» Your instructions: Which lines hold the word "this"? Copy each of them from the material.

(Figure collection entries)
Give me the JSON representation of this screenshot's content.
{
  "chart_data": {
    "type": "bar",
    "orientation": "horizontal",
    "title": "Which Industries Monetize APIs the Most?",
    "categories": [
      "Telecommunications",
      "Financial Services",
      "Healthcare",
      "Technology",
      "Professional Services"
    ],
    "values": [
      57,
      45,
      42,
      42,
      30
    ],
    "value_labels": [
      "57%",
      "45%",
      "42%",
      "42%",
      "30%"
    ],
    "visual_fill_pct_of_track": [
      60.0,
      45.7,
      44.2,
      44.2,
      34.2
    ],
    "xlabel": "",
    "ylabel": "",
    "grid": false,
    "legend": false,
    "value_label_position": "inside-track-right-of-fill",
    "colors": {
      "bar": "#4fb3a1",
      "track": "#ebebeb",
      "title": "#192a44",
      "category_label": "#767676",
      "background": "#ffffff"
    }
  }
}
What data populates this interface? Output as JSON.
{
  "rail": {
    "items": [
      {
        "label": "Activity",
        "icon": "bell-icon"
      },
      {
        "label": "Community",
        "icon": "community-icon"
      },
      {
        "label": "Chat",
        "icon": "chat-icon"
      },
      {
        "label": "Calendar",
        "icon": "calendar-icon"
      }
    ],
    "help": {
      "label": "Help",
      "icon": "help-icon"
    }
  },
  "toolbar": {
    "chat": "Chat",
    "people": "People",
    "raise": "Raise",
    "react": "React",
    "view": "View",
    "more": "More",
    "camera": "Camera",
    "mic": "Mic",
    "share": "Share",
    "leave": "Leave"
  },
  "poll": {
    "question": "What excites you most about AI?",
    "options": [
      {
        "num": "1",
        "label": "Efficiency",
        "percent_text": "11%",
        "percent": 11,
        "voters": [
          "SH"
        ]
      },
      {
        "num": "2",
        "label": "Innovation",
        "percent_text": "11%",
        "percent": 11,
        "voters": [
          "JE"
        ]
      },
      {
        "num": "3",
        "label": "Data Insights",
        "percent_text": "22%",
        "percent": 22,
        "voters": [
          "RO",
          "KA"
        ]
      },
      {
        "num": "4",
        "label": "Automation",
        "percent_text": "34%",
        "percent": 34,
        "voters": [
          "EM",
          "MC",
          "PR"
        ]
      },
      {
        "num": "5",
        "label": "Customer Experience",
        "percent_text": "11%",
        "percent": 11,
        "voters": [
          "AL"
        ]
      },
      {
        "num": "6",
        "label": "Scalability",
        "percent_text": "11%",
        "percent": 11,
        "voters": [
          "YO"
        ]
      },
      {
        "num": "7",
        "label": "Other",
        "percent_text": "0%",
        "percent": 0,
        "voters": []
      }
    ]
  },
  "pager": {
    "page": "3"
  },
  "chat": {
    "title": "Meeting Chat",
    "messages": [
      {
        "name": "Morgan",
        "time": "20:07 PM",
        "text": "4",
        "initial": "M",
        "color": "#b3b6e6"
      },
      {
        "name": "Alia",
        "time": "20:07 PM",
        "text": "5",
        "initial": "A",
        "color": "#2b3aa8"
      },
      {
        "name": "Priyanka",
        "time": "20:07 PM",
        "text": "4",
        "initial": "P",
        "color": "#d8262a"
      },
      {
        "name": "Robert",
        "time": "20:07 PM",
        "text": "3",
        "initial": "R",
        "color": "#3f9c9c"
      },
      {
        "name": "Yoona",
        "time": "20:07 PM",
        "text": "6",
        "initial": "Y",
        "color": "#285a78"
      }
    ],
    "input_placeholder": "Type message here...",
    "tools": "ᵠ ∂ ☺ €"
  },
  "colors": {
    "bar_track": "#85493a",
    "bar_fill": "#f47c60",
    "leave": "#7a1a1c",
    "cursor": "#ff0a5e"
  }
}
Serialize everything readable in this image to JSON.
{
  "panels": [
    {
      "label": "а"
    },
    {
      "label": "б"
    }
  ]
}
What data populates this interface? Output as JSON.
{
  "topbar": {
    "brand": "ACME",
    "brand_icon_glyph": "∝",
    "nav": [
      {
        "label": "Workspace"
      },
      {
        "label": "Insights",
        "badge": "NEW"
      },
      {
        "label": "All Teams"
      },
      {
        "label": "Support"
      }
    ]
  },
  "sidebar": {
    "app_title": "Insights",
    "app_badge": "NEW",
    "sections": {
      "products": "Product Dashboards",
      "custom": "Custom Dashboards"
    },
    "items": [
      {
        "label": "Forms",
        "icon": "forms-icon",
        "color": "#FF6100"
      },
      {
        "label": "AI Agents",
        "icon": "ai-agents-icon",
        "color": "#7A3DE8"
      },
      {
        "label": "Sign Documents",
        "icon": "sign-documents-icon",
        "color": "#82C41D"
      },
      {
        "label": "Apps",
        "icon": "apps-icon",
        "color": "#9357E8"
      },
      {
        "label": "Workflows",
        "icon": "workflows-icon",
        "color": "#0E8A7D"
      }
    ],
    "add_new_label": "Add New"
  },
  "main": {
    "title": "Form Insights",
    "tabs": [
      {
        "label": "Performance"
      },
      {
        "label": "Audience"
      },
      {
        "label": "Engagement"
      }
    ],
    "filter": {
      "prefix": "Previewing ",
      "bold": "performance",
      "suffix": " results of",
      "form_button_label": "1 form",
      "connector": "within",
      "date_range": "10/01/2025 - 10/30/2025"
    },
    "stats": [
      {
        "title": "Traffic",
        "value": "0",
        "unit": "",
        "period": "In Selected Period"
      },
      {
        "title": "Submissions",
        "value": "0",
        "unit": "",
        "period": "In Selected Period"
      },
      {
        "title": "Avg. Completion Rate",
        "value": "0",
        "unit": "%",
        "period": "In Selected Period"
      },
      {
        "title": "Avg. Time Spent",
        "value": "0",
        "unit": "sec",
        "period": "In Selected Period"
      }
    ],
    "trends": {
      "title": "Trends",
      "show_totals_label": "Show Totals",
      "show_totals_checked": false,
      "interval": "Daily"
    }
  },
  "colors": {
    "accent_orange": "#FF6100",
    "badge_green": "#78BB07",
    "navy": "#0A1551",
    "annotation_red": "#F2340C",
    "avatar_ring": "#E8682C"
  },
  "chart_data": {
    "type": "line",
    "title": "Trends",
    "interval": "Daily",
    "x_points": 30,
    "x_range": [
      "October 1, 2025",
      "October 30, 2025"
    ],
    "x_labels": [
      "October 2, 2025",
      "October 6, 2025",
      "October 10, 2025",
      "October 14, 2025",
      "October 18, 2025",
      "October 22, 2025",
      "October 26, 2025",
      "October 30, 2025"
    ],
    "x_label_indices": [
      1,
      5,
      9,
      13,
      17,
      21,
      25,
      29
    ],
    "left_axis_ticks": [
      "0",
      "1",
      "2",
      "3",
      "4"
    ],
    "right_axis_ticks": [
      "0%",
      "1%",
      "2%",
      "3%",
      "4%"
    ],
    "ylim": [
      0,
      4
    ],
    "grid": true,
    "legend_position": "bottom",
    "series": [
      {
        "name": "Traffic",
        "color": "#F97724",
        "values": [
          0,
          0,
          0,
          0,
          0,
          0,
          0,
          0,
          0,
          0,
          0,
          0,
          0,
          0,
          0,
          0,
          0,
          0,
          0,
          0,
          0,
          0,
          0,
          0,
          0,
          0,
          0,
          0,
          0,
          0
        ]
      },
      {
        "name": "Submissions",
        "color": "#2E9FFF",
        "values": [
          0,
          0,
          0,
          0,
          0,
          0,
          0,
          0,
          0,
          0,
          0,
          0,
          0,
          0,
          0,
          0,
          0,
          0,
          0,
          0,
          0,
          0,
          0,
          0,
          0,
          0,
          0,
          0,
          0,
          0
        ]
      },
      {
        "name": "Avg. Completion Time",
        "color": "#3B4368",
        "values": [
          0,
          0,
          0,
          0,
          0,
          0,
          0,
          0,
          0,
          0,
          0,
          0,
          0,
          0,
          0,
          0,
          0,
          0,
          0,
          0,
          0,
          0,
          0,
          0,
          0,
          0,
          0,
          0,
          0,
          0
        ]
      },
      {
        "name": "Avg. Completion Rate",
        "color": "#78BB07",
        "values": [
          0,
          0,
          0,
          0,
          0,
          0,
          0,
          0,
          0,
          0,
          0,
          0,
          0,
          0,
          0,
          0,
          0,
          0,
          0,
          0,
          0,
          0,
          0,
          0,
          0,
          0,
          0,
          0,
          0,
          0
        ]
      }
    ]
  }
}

» Result of the task:
Give me the JSON representation of this screenshot's content.
What data populates this interface? Output as JSON.
Serialize everything readable in this image to JSON.
What data populates this interface? Output as JSON.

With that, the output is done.